**Task**
Print all entries precisely as they are written.

[Dataset records]

-- start --

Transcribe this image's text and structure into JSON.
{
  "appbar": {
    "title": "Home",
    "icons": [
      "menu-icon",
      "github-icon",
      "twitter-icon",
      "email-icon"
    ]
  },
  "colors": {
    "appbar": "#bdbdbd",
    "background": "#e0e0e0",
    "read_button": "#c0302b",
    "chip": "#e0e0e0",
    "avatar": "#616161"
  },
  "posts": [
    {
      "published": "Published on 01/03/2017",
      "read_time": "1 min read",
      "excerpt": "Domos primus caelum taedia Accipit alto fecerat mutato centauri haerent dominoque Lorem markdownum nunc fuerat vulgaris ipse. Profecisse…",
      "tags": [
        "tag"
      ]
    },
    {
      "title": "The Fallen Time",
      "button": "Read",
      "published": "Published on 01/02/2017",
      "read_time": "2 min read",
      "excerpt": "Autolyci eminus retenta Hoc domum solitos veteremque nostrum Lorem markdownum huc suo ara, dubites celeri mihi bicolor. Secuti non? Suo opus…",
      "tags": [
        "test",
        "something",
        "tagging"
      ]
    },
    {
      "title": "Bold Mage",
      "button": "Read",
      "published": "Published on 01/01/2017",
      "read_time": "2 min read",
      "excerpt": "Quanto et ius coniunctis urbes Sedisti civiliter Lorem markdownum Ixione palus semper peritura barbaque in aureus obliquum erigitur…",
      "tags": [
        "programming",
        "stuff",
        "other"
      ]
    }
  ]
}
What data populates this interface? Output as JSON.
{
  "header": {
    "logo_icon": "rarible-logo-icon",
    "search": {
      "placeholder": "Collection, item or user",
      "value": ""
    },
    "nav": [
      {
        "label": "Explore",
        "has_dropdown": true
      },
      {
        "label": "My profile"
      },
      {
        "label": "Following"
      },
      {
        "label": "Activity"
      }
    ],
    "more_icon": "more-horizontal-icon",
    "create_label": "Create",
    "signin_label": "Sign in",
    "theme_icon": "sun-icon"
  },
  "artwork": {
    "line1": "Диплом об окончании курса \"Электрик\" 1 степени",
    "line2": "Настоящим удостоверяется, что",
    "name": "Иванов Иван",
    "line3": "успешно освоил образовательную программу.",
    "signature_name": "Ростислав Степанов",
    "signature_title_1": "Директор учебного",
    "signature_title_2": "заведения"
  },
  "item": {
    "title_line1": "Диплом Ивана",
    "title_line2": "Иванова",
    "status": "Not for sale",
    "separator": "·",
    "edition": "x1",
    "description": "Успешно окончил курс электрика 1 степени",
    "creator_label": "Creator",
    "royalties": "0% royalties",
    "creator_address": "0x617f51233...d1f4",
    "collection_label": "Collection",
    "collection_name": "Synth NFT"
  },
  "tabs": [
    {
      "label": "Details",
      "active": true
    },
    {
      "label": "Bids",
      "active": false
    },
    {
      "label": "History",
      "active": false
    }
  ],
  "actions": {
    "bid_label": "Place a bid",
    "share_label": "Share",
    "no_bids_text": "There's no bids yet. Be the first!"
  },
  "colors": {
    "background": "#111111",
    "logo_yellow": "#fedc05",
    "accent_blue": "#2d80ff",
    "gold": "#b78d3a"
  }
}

-- end --

**Full output**
Transcribe this image's text and structure into JSON.
{
  "appbar": {
    "title": "Home",
    "icons": [
      "menu-icon",
      "github-icon",
      "twitter-icon",
      "email-icon"
    ]
  },
  "colors": {
    "appbar": "#bdbdbd",
    "background": "#e0e0e0",
    "read_button": "#c0302b",
    "chip": "#e0e0e0",
    "avatar": "#616161"
  },
  "posts": [
    {
      "published": "Published on 01/03/2017",
      "read_time": "1 min read",
      "excerpt": "Domos primus caelum taedia Accipit alto fecerat mutato centauri haerent dominoque Lorem markdownum nunc fuerat vulgaris ipse. Profecisse…",
      "tags": [
        "tag"
      ]
    },
    {
      "title": "The Fallen Time",
      "button": "Read",
      "published": "Published on 01/02/2017",
      "read_time": "2 min read",
      "excerpt": "Autolyci eminus retenta Hoc domum solitos veteremque nostrum Lorem markdownum huc suo ara, dubites celeri mihi bicolor. Secuti non? Suo opus…",
      "tags": [
        "test",
        "something",
        "tagging"
      ]
    },
    {
      "title": "Bold Mage",
      "button": "Read",
      "published": "Published on 01/01/2017",
      "read_time": "2 min read",
      "excerpt": "Quanto et ius coniunctis urbes Sedisti civiliter Lorem markdownum Ixione palus semper peritura barbaque in aureus obliquum erigitur…",
      "tags": [
        "programming",
        "stuff",
        "other"
      ]
    }
  ]
}
What data populates this interface? Output as JSON.
{
  "header": {
    "logo_icon": "rarible-logo-icon",
    "search": {
      "placeholder": "Collection, item or user",
      "value": ""
    },
    "nav": [
      {
        "label": "Explore",
        "has_dropdown": true
      },
      {
        "label": "My profile"
      },
      {
        "label": "Following"
      },
      {
        "label": "Activity"
      }
    ],
    "more_icon": "more-horizontal-icon",
    "create_label": "Create",
    "signin_label": "Sign in",
    "theme_icon": "sun-icon"
  },
  "artwork": {
    "line1": "Диплом об окончании курса \"Электрик\" 1 степени",
    "line2": "Настоящим удостоверяется, что",
    "name": "Иванов Иван",
    "line3": "успешно освоил образовательную программу.",
    "signature_name": "Ростислав Степанов",
    "signature_title_1": "Директор учебного",
    "signature_title_2": "заведения"
  },
  "item": {
    "title_line1": "Диплом Ивана",
    "title_line2": "Иванова",
    "status": "Not for sale",
    "separator": "·",
    "edition": "x1",
    "description": "Успешно окончил курс электрика 1 степени",
    "creator_label": "Creator",
    "royalties": "0% royalties",
    "creator_address": "0x617f51233...d1f4",
    "collection_label": "Collection",
    "collection_name": "Synth NFT"
  },
  "tabs": [
    {
      "label": "Details",
      "active": true
    },
    {
      "label": "Bids",
      "active": false
    },
    {
      "label": "History",
      "active": false
    }
  ],
  "actions": {
    "bid_label": "Place a bid",
    "share_label": "Share",
    "no_bids_text": "There's no bids yet. Be the first!"
  },
  "colors": {
    "background": "#111111",
    "logo_yellow": "#fedc05",
    "accent_blue": "#2d80ff",
    "gold": "#b78d3a"
  }
}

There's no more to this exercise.